▸ **Required work**
Look through the material below. Copy every line with the string "document" in it.

— START OF Provided data —

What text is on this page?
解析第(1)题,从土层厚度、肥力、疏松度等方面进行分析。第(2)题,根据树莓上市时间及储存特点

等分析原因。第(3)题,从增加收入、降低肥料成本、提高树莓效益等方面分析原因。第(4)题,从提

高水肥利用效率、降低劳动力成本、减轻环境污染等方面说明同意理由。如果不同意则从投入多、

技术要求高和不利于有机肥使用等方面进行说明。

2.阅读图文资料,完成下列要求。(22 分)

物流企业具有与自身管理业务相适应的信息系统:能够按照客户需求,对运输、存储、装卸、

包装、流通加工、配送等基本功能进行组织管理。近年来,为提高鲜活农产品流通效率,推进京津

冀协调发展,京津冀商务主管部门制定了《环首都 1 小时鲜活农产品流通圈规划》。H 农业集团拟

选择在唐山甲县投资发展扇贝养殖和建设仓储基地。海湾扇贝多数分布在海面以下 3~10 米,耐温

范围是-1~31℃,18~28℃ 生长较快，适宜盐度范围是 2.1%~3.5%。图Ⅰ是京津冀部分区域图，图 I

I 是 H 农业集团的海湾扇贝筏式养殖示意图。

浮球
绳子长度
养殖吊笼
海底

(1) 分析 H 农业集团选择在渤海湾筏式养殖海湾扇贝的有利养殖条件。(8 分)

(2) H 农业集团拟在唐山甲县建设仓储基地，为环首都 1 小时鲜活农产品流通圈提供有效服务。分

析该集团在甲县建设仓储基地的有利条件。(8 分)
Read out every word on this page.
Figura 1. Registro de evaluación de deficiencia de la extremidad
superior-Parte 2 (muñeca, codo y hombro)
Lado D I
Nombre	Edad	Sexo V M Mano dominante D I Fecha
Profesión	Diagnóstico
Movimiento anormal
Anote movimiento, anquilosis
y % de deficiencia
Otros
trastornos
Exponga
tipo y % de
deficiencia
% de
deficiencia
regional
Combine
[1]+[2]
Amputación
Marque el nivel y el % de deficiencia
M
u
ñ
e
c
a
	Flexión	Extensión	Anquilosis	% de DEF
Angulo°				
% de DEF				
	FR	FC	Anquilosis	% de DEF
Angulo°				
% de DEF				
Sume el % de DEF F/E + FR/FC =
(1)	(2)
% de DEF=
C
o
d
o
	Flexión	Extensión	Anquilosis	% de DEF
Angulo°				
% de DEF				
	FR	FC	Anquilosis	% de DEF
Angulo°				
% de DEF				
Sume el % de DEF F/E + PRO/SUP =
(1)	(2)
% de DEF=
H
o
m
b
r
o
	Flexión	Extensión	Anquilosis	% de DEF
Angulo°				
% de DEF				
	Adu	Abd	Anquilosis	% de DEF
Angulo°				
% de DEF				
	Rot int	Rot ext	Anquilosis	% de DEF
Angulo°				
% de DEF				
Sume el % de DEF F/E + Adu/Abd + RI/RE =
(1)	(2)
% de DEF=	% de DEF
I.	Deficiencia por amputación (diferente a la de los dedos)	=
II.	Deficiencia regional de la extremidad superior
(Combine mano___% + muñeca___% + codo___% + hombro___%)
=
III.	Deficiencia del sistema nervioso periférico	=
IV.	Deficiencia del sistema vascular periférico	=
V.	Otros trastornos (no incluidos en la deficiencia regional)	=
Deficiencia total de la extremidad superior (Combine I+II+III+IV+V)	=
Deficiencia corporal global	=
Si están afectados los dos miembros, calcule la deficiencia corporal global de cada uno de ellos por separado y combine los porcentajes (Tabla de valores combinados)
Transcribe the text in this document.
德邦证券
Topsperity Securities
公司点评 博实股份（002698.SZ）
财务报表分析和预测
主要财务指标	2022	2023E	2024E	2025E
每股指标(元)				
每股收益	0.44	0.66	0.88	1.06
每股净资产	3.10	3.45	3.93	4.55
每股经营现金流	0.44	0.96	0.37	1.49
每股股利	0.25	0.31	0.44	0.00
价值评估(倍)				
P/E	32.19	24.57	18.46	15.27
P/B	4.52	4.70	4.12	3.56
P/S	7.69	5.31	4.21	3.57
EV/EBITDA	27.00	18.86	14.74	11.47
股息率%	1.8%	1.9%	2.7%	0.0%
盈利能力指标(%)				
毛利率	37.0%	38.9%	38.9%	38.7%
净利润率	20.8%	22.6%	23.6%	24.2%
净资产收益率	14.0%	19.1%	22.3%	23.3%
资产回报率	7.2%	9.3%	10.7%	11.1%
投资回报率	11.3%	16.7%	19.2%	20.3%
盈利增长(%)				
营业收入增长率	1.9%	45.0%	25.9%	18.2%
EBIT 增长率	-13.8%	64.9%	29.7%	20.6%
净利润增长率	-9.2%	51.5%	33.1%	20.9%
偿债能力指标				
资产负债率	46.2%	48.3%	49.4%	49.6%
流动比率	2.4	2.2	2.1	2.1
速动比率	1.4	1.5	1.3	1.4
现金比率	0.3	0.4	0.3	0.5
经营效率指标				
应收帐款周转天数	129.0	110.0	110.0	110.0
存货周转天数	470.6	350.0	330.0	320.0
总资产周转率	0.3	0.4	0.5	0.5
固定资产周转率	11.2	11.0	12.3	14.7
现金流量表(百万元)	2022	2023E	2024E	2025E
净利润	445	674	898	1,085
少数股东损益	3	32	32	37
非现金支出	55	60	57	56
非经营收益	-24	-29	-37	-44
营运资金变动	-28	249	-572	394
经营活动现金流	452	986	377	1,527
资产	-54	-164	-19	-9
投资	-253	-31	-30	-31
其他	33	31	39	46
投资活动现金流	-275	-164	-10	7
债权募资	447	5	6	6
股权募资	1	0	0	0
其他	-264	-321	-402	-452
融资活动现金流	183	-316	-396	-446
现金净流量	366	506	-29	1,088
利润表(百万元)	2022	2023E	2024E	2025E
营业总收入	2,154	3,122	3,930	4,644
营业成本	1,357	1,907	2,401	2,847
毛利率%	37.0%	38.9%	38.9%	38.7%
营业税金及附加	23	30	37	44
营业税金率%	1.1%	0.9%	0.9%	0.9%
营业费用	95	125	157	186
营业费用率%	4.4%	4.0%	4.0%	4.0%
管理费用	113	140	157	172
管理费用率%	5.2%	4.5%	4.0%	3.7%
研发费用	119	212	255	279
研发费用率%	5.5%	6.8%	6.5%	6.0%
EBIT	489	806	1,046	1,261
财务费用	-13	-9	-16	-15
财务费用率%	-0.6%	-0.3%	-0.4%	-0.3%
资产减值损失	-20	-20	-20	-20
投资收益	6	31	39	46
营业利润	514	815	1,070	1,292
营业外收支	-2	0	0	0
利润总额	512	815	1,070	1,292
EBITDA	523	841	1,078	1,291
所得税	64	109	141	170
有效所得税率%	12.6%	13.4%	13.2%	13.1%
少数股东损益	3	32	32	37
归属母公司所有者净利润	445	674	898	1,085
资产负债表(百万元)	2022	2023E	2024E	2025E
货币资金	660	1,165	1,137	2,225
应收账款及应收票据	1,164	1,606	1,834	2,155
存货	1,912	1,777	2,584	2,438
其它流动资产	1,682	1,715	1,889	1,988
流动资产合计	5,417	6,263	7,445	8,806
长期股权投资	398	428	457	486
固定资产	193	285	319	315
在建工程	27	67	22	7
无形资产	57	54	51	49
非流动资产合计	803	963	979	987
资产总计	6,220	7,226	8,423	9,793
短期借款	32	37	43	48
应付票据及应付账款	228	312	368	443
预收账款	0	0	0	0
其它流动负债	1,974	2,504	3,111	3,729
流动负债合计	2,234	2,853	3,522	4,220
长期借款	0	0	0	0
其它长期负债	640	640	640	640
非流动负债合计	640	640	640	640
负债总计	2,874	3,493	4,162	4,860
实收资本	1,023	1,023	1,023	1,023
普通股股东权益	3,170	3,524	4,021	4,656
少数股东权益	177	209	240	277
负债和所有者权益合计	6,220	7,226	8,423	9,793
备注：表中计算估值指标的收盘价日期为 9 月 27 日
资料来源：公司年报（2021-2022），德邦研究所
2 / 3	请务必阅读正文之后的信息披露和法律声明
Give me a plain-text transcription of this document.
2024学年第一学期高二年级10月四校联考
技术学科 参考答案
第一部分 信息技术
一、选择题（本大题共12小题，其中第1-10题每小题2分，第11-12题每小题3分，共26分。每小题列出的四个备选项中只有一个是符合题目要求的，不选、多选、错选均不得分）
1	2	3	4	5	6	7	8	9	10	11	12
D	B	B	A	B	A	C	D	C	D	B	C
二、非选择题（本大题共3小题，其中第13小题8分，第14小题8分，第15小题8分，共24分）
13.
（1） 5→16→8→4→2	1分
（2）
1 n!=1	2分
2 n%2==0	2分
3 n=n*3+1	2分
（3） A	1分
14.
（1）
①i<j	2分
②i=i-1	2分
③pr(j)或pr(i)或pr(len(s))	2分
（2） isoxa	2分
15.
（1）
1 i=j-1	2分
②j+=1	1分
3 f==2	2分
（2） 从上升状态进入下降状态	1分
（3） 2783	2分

— END OF Provided data —

▸ **Reply**
Transcribe the text in this document.
Give me a plain-text transcription of this document.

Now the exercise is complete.